Output the entries word for word. Omit images.
>> begin The data
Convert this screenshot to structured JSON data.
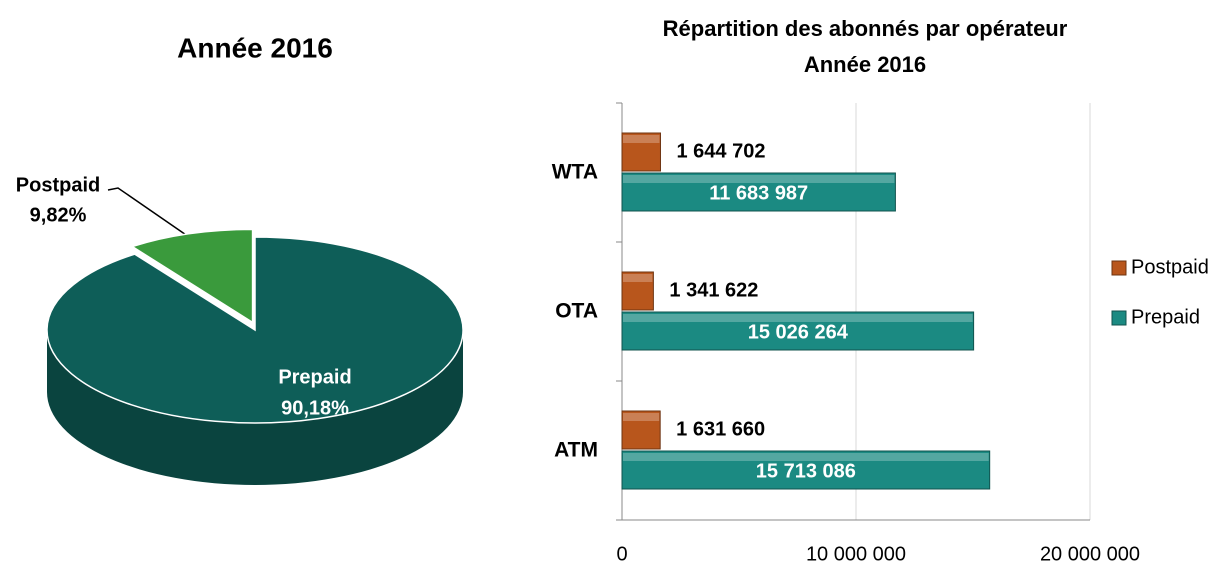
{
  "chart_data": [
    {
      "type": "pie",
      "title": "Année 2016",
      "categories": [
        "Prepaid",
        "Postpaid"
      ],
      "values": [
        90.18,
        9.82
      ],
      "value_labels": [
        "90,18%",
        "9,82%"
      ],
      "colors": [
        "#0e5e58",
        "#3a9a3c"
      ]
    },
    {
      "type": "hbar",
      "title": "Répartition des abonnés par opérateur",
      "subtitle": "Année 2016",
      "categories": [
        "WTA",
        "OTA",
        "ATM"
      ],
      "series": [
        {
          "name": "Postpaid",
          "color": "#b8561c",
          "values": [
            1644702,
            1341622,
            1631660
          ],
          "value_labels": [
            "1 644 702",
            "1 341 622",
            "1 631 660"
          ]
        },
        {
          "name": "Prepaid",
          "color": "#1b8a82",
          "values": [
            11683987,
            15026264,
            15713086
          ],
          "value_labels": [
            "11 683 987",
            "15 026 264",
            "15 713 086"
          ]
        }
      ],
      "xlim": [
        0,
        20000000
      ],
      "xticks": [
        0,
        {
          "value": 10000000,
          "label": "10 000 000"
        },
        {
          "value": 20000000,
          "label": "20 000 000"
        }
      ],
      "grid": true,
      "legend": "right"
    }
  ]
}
>> end The data
◆ Solution to the problem:
Convert this screenshot to structured JSON data.
{
  "chart_data": [
    {
      "type": "pie",
      "title": "Année 2016",
      "categories": [
        "Prepaid",
        "Postpaid"
      ],
      "values": [
        90.18,
        9.82
      ],
      "value_labels": [
        "90,18%",
        "9,82%"
      ],
      "colors": [
        "#0e5e58",
        "#3a9a3c"
      ]
    },
    {
      "type": "hbar",
      "title": "Répartition des abonnés par opérateur",
      "subtitle": "Année 2016",
      "categories": [
        "WTA",
        "OTA",
        "ATM"
      ],
      "series": [
        {
          "name": "Postpaid",
          "color": "#b8561c",
          "values": [
            1644702,
            1341622,
            1631660
          ],
          "value_labels": [
            "1 644 702",
            "1 341 622",
            "1 631 660"
          ]
        },
        {
          "name": "Prepaid",
          "color": "#1b8a82",
          "values": [
            11683987,
            15026264,
            15713086
          ],
          "value_labels": [
            "11 683 987",
            "15 026 264",
            "15 713 086"
          ]
        }
      ],
      "xlim": [
        0,
        20000000
      ],
      "xticks": [
        0,
        {
          "value": 10000000,
          "label": "10 000 000"
        },
        {
          "value": 20000000,
          "label": "20 000 000"
        }
      ],
      "grid": true,
      "legend": "right"
    }
  ]
}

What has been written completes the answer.